The material below should be written out in full and exactly; pictures stay out of the copy.

_Data provided_
--- start ---
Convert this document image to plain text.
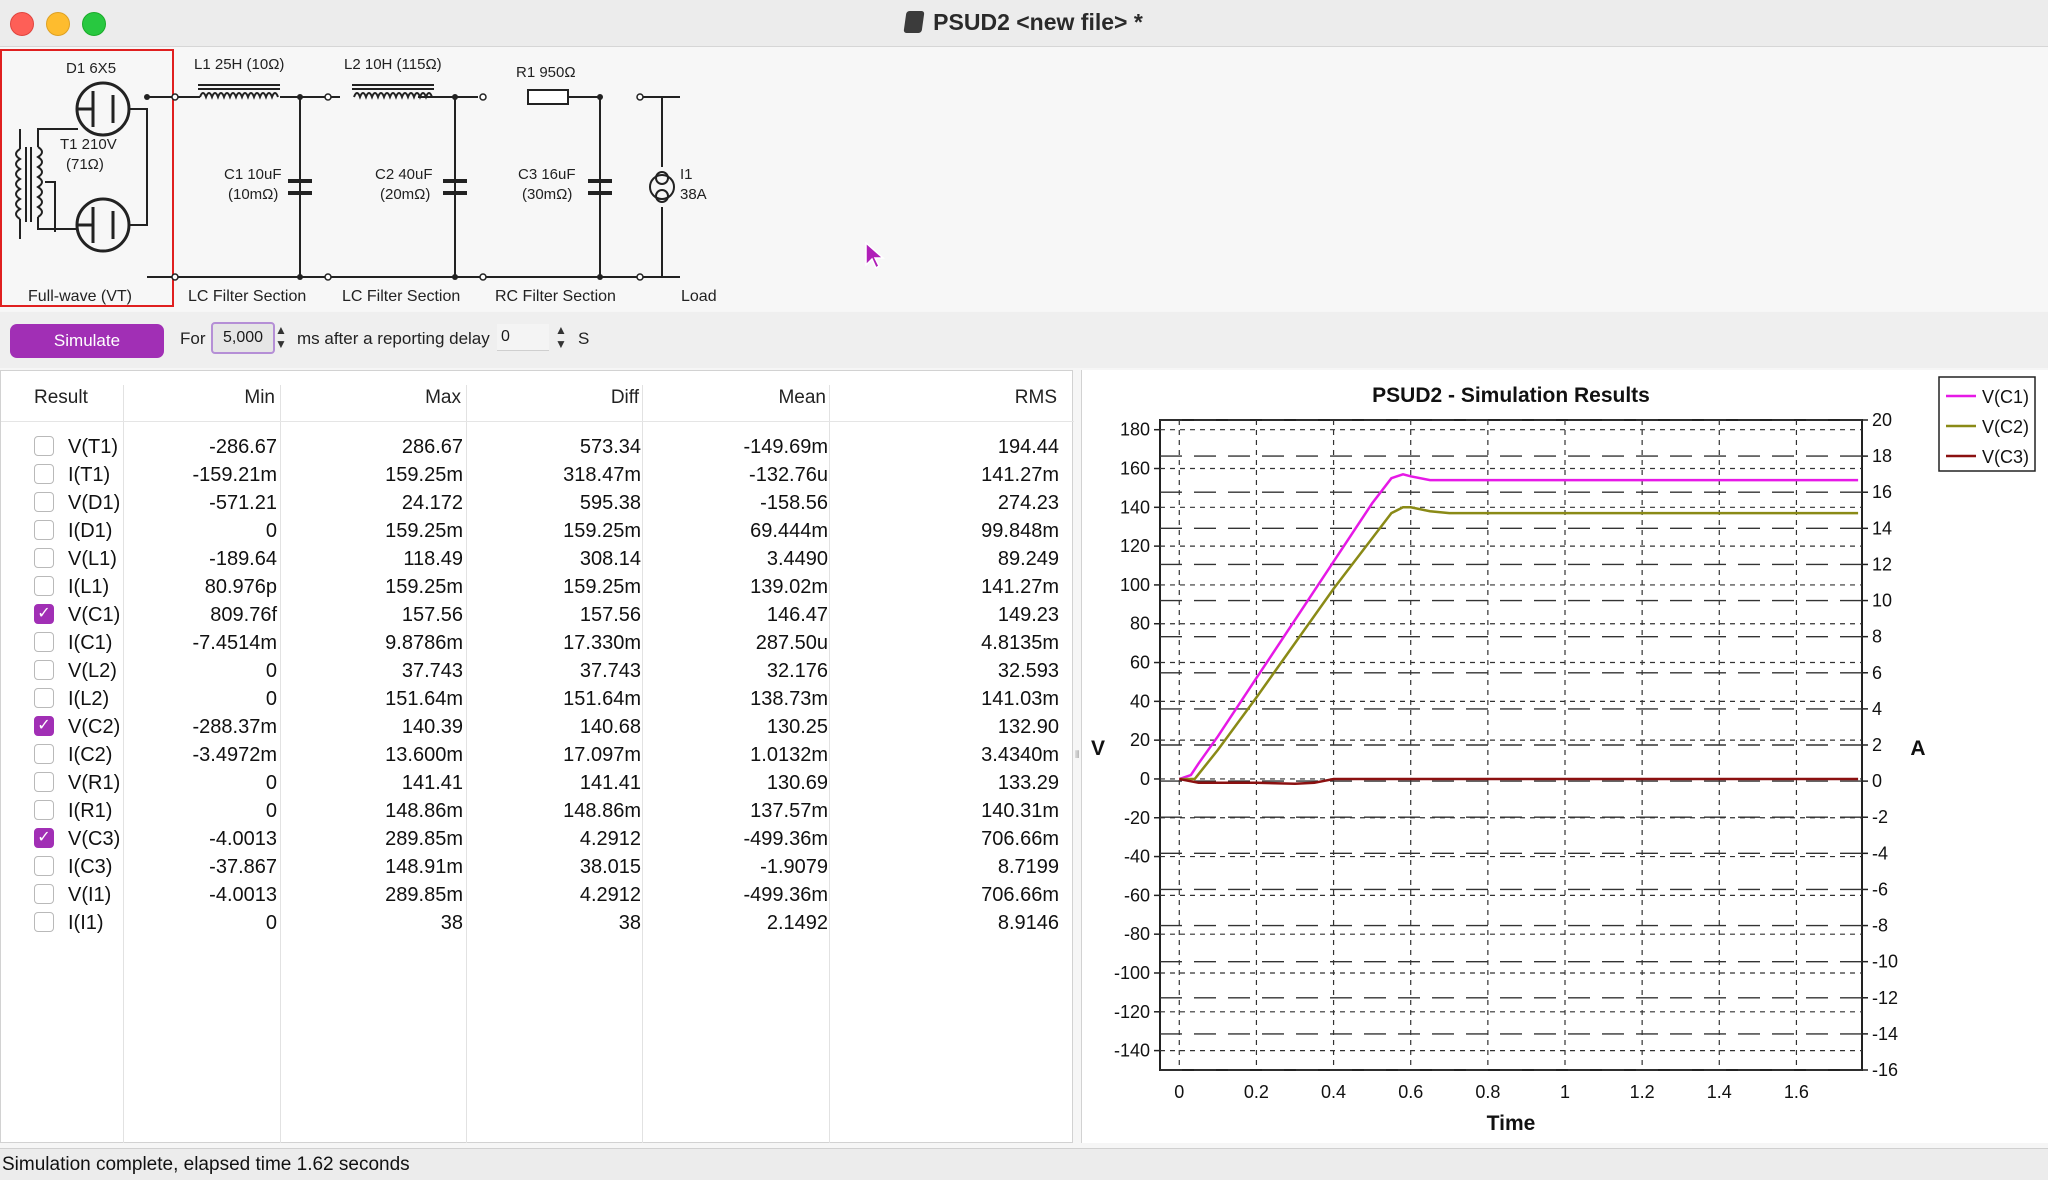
PSUD2 <new file> *
D1 6X5
T1 210V
(71Ω)
L1 25H (10Ω)	L2 10H (115Ω)	R1 950Ω
C1 10uF
(10mΩ)
C2 40uF
(20mΩ)
C3 16uF
(30mΩ)
I1
38A
Full-wave (VT)	LC Filter Section LC Filter Section RC Filter Section	Load
Simulate	For	5,000	▲
▼ ms after a reporting delay 0	▲
▼ S
Result	Min	Max	Diff	Mean	RMS
V(T1)	-286.67	286.67	573.34	-149.69m	194.44
I(T1)	-159.21m	159.25m	318.47m	-132.76u	141.27m
V(D1)	-571.21	24.172	595.38	-158.56	274.23
I(D1)	0	159.25m	159.25m	69.444m	99.848m
V(L1)	-189.64	118.49	308.14	3.4490	89.249
I(L1)	80.976p	159.25m	159.25m	139.02m	141.27m
✓ V(C1)	809.76f	157.56	157.56	146.47	149.23
I(C1)	-7.4514m	9.8786m	17.330m	287.50u	4.8135m
V(L2)	0	37.743	37.743	32.176	32.593
I(L2)	0	151.64m	151.64m	138.73m	141.03m
✓ V(C2)	-288.37m	140.39	140.68	130.25	132.90
I(C2)	-3.4972m	13.600m	17.097m	1.0132m	3.4340m
V(R1)	0	141.41	141.41	130.69	133.29
I(R1)	0	148.86m	148.86m	137.57m	140.31m
✓ V(C3)	-4.0013	289.85m	4.2912	-499.36m	706.66m
I(C3)	-37.867	148.91m	38.015	-1.9079	8.7199
V(I1)	-4.0013	289.85m	4.2912	-499.36m	706.66m
I(I1)	0	38	38	2.1492	8.9146
⦀
PSUD2 - Simulation Results
0	0.2	0.4	0.6	0.8	1	1.2	1.4	1.6
180
160
140
120
100
80
60
40
20
0
-20
-40
-60
-80
-100
-120
-140
20
18
16
14
12
10
8
6
4
2
0
-2
-4
-6
-8
-10
-12
-14
-16
Time
V	A
V(C1)
V(C2)
V(C3)
Simulation complete, elapsed time 1.62 seconds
--- end ---
_Exercise response_
Convert this document image to plain text.
PSUD2 <new file> *
D1 6X5
T1 210V
(71Ω)
L1 25H (10Ω)	L2 10H (115Ω)	R1 950Ω
C1 10uF
(10mΩ)
C2 40uF
(20mΩ)
C3 16uF
(30mΩ)
I1
38A
Full-wave (VT)	LC Filter Section LC Filter Section RC Filter Section	Load
Simulate	For	5,000	▲
▼ ms after a reporting delay 0	▲
▼ S
Result	Min	Max	Diff	Mean	RMS
V(T1)	-286.67	286.67	573.34	-149.69m	194.44
I(T1)	-159.21m	159.25m	318.47m	-132.76u	141.27m
V(D1)	-571.21	24.172	595.38	-158.56	274.23
I(D1)	0	159.25m	159.25m	69.444m	99.848m
V(L1)	-189.64	118.49	308.14	3.4490	89.249
I(L1)	80.976p	159.25m	159.25m	139.02m	141.27m
✓ V(C1)	809.76f	157.56	157.56	146.47	149.23
I(C1)	-7.4514m	9.8786m	17.330m	287.50u	4.8135m
V(L2)	0	37.743	37.743	32.176	32.593
I(L2)	0	151.64m	151.64m	138.73m	141.03m
✓ V(C2)	-288.37m	140.39	140.68	130.25	132.90
I(C2)	-3.4972m	13.600m	17.097m	1.0132m	3.4340m
V(R1)	0	141.41	141.41	130.69	133.29
I(R1)	0	148.86m	148.86m	137.57m	140.31m
✓ V(C3)	-4.0013	289.85m	4.2912	-499.36m	706.66m
I(C3)	-37.867	148.91m	38.015	-1.9079	8.7199
V(I1)	-4.0013	289.85m	4.2912	-499.36m	706.66m
I(I1)	0	38	38	2.1492	8.9146
⦀
PSUD2 - Simulation Results
0	0.2	0.4	0.6	0.8	1	1.2	1.4	1.6
180
160
140
120
100
80
60
40
20
0
-20
-40
-60
-80
-100
-120
-140
20
18
16
14
12
10
8
6
4
2
0
-2
-4
-6
-8
-10
-12
-14
-16
Time
V	A
V(C1)
V(C2)
V(C3)
Simulation complete, elapsed time 1.62 seconds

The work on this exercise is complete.